| Instructions for the task |
Give an exact copy of every line, leaving images out.

| Information provided |
--- start ---

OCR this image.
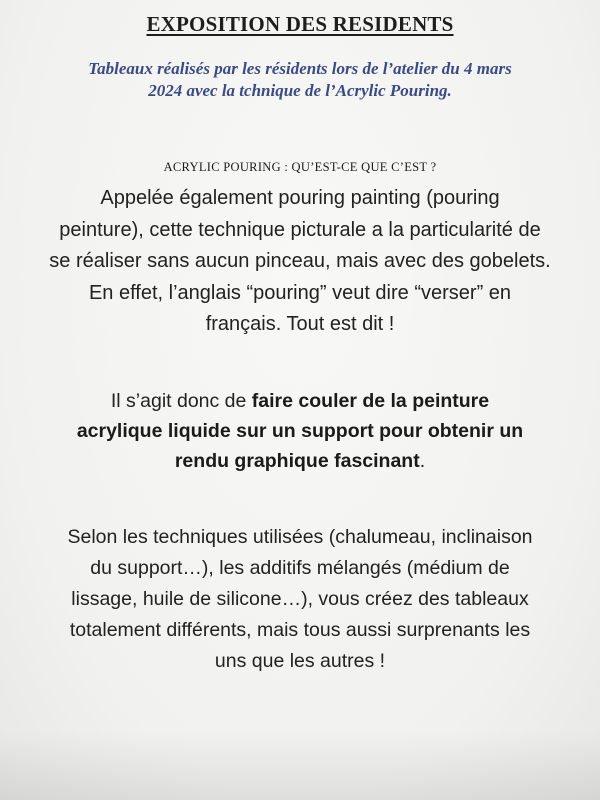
EXPOSITION DES RESIDENTS
Tableaux réalisés par les résidents lors de l’atelier du 4 mars
2024 avec la tchnique de l’Acrylic Pouring.
ACRYLIC POURING : QU’EST-CE QUE C’EST ?
Appelée également pouring painting (pouring
peinture), cette technique picturale a la particularité de
se réaliser sans aucun pinceau, mais avec des gobelets.
En effet, l’anglais “pouring” veut dire “verser” en
français. Tout est dit !
Il s’agit donc de faire couler de la peinture
acrylique liquide sur un support pour obtenir un
rendu graphique fascinant.
Selon les techniques utilisées (chalumeau, inclinaison
du support…), les additifs mélangés (médium de
lissage, huile de silicone…), vous créez des tableaux
totalement différents, mais tous aussi surprenants les
uns que les autres !
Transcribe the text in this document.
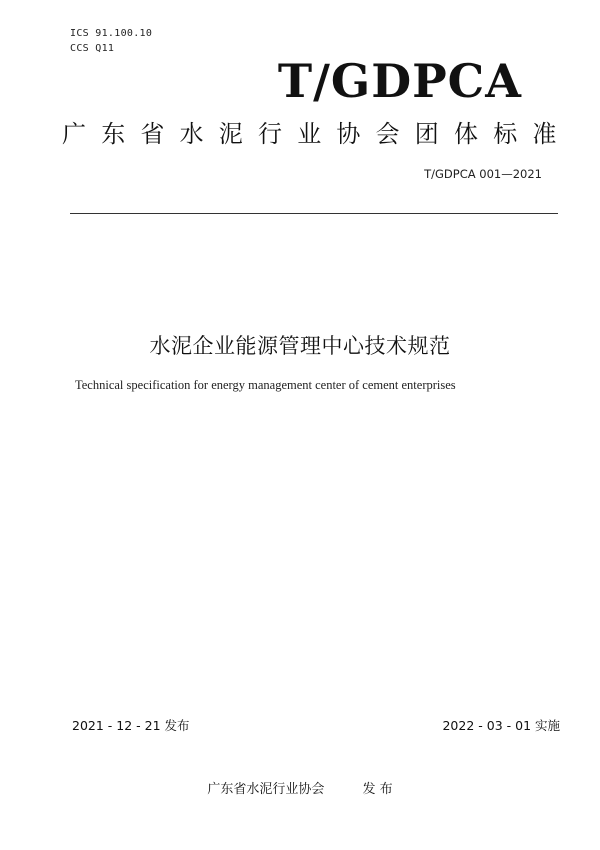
ICS 91.100.10
CCS Q11
T/GDPCA
广东省水泥行业协会团体标准
T/GDPCA 001—2021
水泥企业能源管理中心技术规范
Technical specification for energy management center of cement enterprises
2021 - 12 - 21 发布	2022 - 03 - 01 实施
广东省水泥行业协会	发 布
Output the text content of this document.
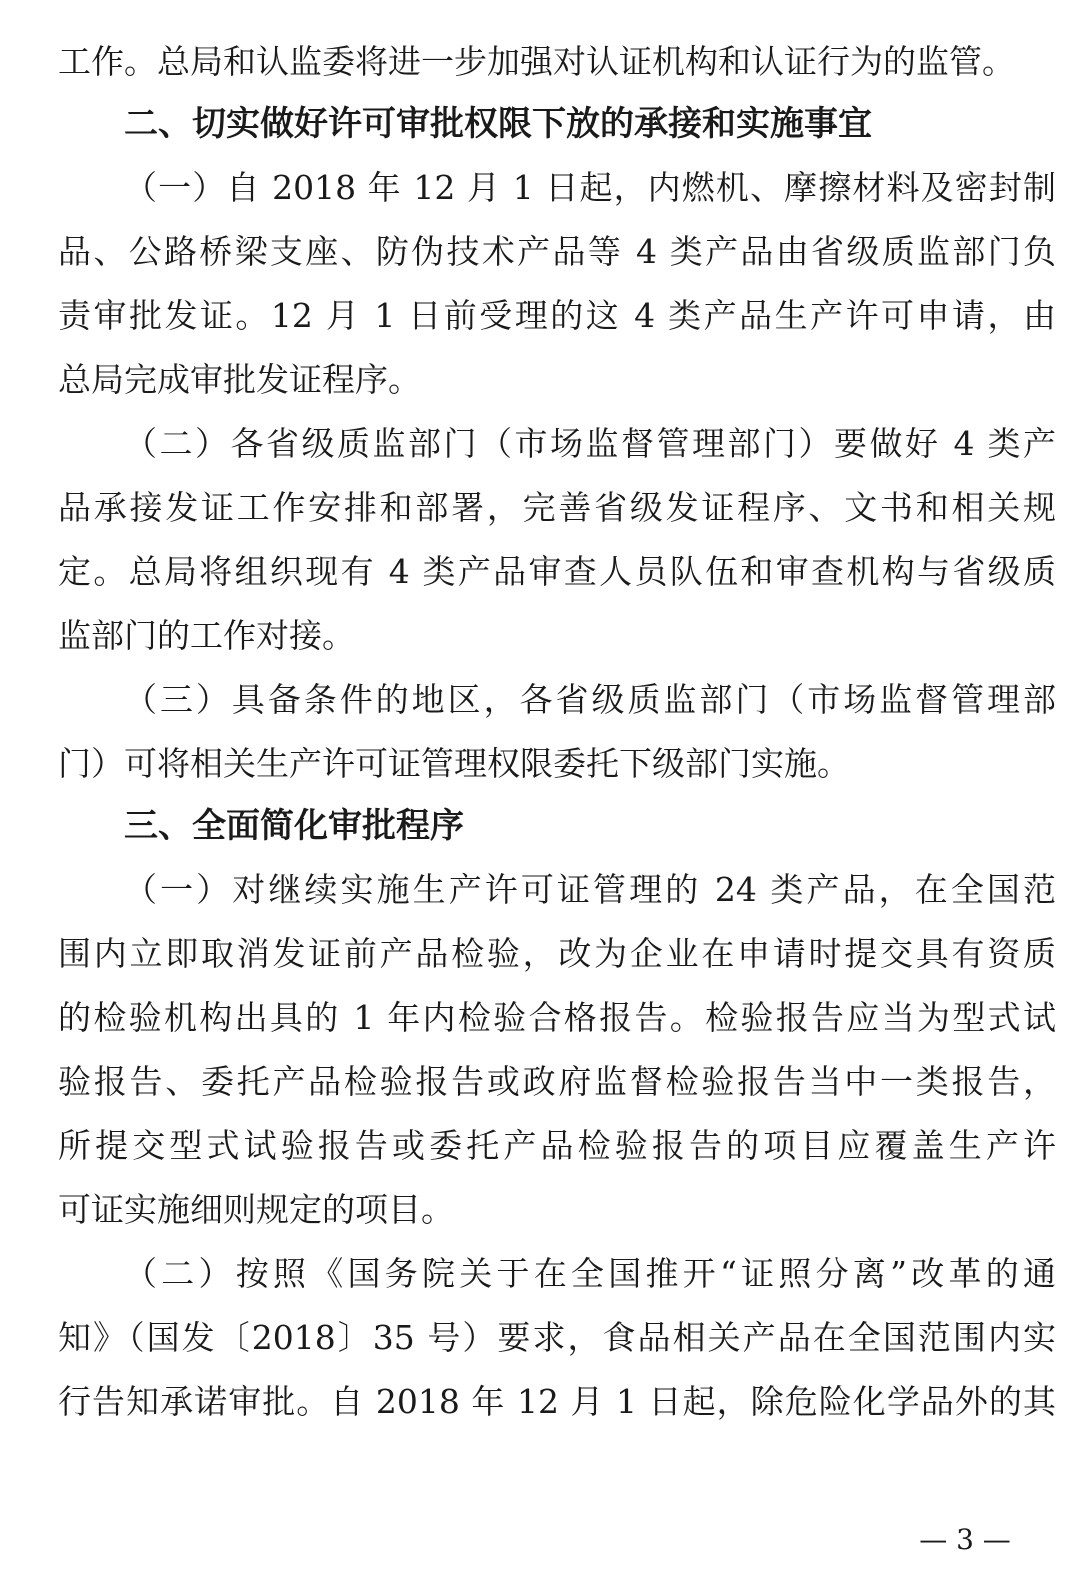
工作。总局和认监委将进一步加强对认证机构和认证行为的监管。
二、切实做好许可审批权限下放的承接和实施事宜
（一）自 2018 年 12 月 1 日起，内燃机、摩擦材料及密封制
品、公路桥梁支座、防伪技术产品等 4 类产品由省级质监部门负
责审批发证。12 月 1 日前受理的这 4 类产品生产许可申请，由
总局完成审批发证程序。
（二）各省级质监部门（市场监督管理部门）要做好 4 类产
品承接发证工作安排和部署，完善省级发证程序、文书和相关规
定。总局将组织现有 4 类产品审查人员队伍和审查机构与省级质
监部门的工作对接。
（三）具备条件的地区，各省级质监部门（市场监督管理部
门）可将相关生产许可证管理权限委托下级部门实施。
三、全面简化审批程序
（一）对继续实施生产许可证管理的 24 类产品，在全国范
围内立即取消发证前产品检验，改为企业在申请时提交具有资质
的检验机构出具的 1 年内检验合格报告。检验报告应当为型式试
验报告、委托产品检验报告或政府监督检验报告当中一类报告，
所提交型式试验报告或委托产品检验报告的项目应覆盖生产许
可证实施细则规定的项目。
（二）按照《国务院关于在全国推开“证照分离”改革的通
知》（国发〔2018〕35 号）要求，食品相关产品在全国范围内实
行告知承诺审批。自 2018 年 12 月 1 日起，除危险化学品外的其
— 3 —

--- end ---

| Answer to this problem |
OCR this image.
EXPOSITION DES RESIDENTS
Tableaux réalisés par les résidents lors de l’atelier du 4 mars
2024 avec la tchnique de l’Acrylic Pouring.
ACRYLIC POURING : QU’EST-CE QUE C’EST ?
Appelée également pouring painting (pouring
peinture), cette technique picturale a la particularité de
se réaliser sans aucun pinceau, mais avec des gobelets.
En effet, l’anglais “pouring” veut dire “verser” en
français. Tout est dit !
Il s’agit donc de faire couler de la peinture
acrylique liquide sur un support pour obtenir un
rendu graphique fascinant.
Selon les techniques utilisées (chalumeau, inclinaison
du support…), les additifs mélangés (médium de
lissage, huile de silicone…), vous créez des tableaux
totalement différents, mais tous aussi surprenants les
uns que les autres !
Transcribe the text in this document.
ICS 91.100.10
CCS Q11
T/GDPCA
广东省水泥行业协会团体标准
T/GDPCA 001—2021
水泥企业能源管理中心技术规范
Technical specification for energy management center of cement enterprises
2021 - 12 - 21 发布	2022 - 03 - 01 实施
广东省水泥行业协会	发 布
Output the text content of this document.
工作。总局和认监委将进一步加强对认证机构和认证行为的监管。
二、切实做好许可审批权限下放的承接和实施事宜
（一）自 2018 年 12 月 1 日起，内燃机、摩擦材料及密封制
品、公路桥梁支座、防伪技术产品等 4 类产品由省级质监部门负
责审批发证。12 月 1 日前受理的这 4 类产品生产许可申请，由
总局完成审批发证程序。
（二）各省级质监部门（市场监督管理部门）要做好 4 类产
品承接发证工作安排和部署，完善省级发证程序、文书和相关规
定。总局将组织现有 4 类产品审查人员队伍和审查机构与省级质
监部门的工作对接。
（三）具备条件的地区，各省级质监部门（市场监督管理部
门）可将相关生产许可证管理权限委托下级部门实施。
三、全面简化审批程序
（一）对继续实施生产许可证管理的 24 类产品，在全国范
围内立即取消发证前产品检验，改为企业在申请时提交具有资质
的检验机构出具的 1 年内检验合格报告。检验报告应当为型式试
验报告、委托产品检验报告或政府监督检验报告当中一类报告，
所提交型式试验报告或委托产品检验报告的项目应覆盖生产许
可证实施细则规定的项目。
（二）按照《国务院关于在全国推开“证照分离”改革的通
知》（国发〔2018〕35 号）要求，食品相关产品在全国范围内实
行告知承诺审批。自 2018 年 12 月 1 日起，除危险化学品外的其
— 3 —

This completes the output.